Data for review section start

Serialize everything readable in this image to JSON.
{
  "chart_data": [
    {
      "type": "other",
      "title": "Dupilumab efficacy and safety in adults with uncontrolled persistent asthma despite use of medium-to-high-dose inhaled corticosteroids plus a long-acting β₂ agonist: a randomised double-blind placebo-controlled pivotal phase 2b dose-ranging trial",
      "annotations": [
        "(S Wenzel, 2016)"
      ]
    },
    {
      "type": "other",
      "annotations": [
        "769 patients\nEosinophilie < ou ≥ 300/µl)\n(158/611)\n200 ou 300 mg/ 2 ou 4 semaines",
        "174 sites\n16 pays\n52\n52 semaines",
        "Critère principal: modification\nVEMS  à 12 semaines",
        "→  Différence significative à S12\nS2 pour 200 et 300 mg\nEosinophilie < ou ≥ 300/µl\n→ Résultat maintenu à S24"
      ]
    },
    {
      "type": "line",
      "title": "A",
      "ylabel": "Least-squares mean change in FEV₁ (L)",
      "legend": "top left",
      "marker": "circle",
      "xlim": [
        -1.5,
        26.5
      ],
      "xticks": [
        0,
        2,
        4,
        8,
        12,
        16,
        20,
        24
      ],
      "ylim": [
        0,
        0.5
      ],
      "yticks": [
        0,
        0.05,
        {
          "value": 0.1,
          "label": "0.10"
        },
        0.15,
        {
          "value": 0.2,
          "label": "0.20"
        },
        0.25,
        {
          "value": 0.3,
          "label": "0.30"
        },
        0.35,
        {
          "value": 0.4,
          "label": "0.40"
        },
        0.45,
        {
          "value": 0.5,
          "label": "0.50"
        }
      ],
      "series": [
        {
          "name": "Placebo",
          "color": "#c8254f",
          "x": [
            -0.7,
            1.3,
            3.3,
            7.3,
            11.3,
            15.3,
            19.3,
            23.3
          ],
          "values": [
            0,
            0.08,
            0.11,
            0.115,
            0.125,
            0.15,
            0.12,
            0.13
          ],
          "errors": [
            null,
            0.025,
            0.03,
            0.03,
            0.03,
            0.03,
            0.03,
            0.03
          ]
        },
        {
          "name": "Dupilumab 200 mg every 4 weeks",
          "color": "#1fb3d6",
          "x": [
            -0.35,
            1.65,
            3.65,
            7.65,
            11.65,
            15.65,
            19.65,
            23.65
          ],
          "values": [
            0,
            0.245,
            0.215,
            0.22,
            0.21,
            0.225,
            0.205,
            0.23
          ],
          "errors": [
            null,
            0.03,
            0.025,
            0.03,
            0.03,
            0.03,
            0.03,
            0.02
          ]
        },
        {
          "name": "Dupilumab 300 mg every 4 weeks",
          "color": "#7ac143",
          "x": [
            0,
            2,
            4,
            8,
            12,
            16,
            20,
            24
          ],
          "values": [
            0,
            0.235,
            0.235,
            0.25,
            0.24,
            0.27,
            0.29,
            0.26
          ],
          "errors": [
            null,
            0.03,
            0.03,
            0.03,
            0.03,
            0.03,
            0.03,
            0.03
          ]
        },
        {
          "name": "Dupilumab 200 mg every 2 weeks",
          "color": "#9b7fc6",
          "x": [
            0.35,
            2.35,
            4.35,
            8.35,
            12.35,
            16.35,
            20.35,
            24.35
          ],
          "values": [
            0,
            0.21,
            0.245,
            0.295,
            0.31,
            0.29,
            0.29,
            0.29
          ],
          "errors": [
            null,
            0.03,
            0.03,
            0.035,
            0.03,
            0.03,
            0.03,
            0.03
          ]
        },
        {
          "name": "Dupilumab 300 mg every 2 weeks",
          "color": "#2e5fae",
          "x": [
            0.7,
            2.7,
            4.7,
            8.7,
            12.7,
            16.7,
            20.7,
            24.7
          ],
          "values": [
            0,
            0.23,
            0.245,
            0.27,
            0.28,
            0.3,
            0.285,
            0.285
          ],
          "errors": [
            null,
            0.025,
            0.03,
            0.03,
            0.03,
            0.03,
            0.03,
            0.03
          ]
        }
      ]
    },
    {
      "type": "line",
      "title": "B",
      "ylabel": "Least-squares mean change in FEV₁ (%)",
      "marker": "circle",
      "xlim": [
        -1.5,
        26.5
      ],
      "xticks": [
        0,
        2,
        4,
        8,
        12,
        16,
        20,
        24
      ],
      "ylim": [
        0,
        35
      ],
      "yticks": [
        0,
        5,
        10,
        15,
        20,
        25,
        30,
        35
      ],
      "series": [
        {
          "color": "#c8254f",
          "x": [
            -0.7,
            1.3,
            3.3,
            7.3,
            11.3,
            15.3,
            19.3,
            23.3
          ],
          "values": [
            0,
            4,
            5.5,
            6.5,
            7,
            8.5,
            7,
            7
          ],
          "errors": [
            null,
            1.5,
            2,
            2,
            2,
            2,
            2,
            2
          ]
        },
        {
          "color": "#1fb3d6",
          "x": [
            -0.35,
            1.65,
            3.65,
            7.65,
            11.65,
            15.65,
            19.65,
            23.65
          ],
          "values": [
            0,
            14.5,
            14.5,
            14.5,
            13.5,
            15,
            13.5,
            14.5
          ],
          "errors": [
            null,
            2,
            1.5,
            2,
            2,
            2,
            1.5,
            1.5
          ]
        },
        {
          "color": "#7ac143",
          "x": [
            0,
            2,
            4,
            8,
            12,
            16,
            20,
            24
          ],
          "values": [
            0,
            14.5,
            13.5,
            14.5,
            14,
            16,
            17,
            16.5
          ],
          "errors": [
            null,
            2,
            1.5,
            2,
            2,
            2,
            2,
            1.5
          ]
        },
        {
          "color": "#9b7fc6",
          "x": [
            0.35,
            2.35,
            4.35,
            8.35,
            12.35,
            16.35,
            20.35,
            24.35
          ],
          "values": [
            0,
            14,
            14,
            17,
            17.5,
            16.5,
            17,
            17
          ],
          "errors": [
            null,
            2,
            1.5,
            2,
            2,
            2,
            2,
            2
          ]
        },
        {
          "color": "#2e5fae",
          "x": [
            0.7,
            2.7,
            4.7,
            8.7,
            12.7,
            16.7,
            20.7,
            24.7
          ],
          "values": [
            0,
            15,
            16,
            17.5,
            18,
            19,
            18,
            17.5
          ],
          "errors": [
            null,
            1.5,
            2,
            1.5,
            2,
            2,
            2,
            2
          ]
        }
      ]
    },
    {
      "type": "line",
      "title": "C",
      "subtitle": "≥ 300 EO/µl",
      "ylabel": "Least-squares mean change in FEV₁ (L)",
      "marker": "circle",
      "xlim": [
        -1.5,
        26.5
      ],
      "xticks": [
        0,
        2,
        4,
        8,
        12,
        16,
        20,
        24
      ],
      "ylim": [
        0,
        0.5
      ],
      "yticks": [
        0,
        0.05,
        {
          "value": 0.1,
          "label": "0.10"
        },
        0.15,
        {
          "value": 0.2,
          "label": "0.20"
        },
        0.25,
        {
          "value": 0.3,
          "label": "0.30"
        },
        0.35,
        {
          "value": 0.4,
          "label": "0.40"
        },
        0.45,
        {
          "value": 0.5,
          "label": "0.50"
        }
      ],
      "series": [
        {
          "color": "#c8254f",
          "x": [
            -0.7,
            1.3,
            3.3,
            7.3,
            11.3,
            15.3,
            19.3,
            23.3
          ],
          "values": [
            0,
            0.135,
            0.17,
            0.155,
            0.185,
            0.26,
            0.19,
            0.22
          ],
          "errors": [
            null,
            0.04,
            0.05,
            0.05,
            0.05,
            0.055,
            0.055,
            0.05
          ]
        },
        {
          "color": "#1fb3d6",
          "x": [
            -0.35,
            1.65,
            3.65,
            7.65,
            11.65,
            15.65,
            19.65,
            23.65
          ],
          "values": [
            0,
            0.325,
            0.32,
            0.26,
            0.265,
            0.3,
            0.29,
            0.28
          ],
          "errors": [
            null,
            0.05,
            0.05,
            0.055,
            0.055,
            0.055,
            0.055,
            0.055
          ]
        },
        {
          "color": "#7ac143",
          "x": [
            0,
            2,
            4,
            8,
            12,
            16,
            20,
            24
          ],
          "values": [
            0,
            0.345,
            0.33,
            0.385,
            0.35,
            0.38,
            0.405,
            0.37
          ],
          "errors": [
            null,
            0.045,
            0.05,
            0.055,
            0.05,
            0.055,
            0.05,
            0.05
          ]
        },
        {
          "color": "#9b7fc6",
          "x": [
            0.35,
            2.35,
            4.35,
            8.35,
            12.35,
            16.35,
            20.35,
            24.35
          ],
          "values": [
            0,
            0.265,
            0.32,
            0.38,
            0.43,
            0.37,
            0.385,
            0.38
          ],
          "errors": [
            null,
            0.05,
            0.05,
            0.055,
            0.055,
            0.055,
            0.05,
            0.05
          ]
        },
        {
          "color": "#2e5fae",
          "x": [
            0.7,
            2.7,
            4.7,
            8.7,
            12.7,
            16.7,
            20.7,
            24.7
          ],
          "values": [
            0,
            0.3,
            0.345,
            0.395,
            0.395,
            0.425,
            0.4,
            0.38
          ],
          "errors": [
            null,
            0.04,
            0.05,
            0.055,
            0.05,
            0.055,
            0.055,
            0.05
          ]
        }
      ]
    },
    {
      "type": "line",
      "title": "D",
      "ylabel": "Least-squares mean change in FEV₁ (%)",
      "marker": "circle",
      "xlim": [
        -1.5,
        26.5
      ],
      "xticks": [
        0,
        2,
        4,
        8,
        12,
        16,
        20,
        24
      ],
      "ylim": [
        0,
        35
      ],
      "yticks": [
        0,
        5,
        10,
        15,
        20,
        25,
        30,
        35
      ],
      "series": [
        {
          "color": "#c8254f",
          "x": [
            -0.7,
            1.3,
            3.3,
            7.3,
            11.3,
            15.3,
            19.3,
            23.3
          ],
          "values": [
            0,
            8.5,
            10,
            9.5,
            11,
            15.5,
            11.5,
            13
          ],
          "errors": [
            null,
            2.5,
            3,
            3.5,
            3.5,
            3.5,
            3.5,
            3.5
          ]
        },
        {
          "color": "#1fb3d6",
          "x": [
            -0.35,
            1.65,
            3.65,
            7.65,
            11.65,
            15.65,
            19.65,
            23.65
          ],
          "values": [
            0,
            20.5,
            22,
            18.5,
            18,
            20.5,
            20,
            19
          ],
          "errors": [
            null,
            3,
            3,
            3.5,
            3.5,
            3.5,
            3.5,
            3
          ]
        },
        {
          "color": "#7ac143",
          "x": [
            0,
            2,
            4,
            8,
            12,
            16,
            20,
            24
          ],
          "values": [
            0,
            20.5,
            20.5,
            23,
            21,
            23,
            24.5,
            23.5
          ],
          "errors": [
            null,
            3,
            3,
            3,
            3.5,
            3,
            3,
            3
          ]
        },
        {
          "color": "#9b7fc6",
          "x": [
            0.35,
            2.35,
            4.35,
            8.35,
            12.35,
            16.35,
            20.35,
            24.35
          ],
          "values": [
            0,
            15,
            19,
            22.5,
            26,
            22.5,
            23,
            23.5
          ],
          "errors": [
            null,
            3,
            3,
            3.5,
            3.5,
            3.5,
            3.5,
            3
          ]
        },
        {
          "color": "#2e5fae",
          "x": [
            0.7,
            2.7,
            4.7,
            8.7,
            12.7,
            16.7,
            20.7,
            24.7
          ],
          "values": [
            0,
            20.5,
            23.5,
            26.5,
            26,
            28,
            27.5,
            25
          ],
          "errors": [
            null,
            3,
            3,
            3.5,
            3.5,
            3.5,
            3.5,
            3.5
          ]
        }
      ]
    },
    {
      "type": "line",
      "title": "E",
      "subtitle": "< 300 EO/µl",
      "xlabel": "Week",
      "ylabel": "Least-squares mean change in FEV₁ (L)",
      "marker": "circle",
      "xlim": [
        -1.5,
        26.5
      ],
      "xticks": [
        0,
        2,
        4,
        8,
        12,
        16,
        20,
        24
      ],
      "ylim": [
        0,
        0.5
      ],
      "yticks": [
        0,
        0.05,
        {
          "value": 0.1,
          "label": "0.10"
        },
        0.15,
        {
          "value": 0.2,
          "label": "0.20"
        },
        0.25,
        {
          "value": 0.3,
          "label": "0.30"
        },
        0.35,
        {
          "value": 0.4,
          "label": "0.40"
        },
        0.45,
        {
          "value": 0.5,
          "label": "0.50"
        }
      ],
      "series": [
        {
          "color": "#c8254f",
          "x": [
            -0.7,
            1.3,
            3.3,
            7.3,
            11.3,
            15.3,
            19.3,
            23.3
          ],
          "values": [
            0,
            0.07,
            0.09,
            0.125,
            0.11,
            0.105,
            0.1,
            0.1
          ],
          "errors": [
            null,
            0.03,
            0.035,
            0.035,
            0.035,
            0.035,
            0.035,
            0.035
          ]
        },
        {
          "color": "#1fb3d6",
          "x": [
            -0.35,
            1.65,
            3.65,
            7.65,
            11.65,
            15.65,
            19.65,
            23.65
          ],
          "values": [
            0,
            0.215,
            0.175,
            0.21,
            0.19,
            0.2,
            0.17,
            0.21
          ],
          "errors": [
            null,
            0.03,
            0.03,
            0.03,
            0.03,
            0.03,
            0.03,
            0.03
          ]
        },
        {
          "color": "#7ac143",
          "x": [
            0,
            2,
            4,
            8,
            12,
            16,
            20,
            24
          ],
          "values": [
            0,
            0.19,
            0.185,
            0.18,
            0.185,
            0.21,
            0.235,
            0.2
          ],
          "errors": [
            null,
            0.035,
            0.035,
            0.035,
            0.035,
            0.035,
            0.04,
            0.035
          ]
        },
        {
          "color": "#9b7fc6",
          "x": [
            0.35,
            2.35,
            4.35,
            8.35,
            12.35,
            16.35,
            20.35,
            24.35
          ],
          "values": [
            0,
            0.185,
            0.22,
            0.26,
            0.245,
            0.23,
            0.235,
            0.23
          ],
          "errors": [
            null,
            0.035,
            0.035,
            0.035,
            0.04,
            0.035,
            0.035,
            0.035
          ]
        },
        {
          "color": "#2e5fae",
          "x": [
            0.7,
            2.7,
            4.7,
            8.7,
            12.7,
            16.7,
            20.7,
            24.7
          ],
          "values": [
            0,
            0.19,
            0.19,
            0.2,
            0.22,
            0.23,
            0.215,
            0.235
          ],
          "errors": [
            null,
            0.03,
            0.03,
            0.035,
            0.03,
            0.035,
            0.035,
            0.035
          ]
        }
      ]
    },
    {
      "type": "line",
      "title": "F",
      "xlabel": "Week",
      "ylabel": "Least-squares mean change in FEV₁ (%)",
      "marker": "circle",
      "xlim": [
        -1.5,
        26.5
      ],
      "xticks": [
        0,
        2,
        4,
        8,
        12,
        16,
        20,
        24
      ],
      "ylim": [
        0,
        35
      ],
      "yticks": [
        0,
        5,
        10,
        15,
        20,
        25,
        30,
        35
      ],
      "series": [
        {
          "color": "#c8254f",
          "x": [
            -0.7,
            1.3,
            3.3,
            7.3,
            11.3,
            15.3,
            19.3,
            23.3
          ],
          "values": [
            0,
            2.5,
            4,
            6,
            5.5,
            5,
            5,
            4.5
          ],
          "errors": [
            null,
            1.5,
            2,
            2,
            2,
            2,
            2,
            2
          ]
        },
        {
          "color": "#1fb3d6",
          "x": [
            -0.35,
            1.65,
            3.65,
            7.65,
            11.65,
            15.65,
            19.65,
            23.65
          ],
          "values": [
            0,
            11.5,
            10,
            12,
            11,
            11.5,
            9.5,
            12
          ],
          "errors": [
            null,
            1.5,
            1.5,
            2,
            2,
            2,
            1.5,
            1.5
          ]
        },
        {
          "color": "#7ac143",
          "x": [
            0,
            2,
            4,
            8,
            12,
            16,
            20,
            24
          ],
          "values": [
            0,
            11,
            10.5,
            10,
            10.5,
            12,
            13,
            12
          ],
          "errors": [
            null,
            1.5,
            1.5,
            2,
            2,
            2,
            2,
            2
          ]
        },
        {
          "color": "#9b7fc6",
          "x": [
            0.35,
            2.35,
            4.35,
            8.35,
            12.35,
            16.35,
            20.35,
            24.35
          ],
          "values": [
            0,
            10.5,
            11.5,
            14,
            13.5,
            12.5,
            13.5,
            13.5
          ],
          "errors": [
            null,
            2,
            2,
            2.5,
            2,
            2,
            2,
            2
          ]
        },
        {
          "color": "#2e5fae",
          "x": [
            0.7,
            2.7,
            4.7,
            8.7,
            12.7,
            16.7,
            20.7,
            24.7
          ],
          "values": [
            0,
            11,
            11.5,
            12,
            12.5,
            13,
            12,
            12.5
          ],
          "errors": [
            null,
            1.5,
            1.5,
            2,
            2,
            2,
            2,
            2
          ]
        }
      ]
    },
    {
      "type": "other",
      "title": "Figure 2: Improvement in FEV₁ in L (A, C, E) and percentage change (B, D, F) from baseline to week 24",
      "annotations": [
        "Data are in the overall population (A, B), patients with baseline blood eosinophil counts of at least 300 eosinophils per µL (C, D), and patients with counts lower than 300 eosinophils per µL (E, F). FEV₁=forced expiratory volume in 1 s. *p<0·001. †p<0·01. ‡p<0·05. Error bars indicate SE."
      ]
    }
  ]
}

Data for review section end

- **What is needed**: Each line of the data that has the string "Dupilumab" should be returned.

- **Expected answer**:
      "title": "Dupilumab efficacy and safety in adults with uncontrolled persistent asthma despite use of medium-to-high-dose inhaled corticosteroids plus a long-acting β₂ agonist: a randomised double-blind placebo-controlled pivotal phase 2b dose-ranging trial",
          "name": "Dupilumab 200 mg every 4 weeks",
          "name": "Dupilumab 300 mg every 4 weeks",
          "name": "Dupilumab 200 mg every 2 weeks",
          "name": "Dupilumab 300 mg every 2 weeks",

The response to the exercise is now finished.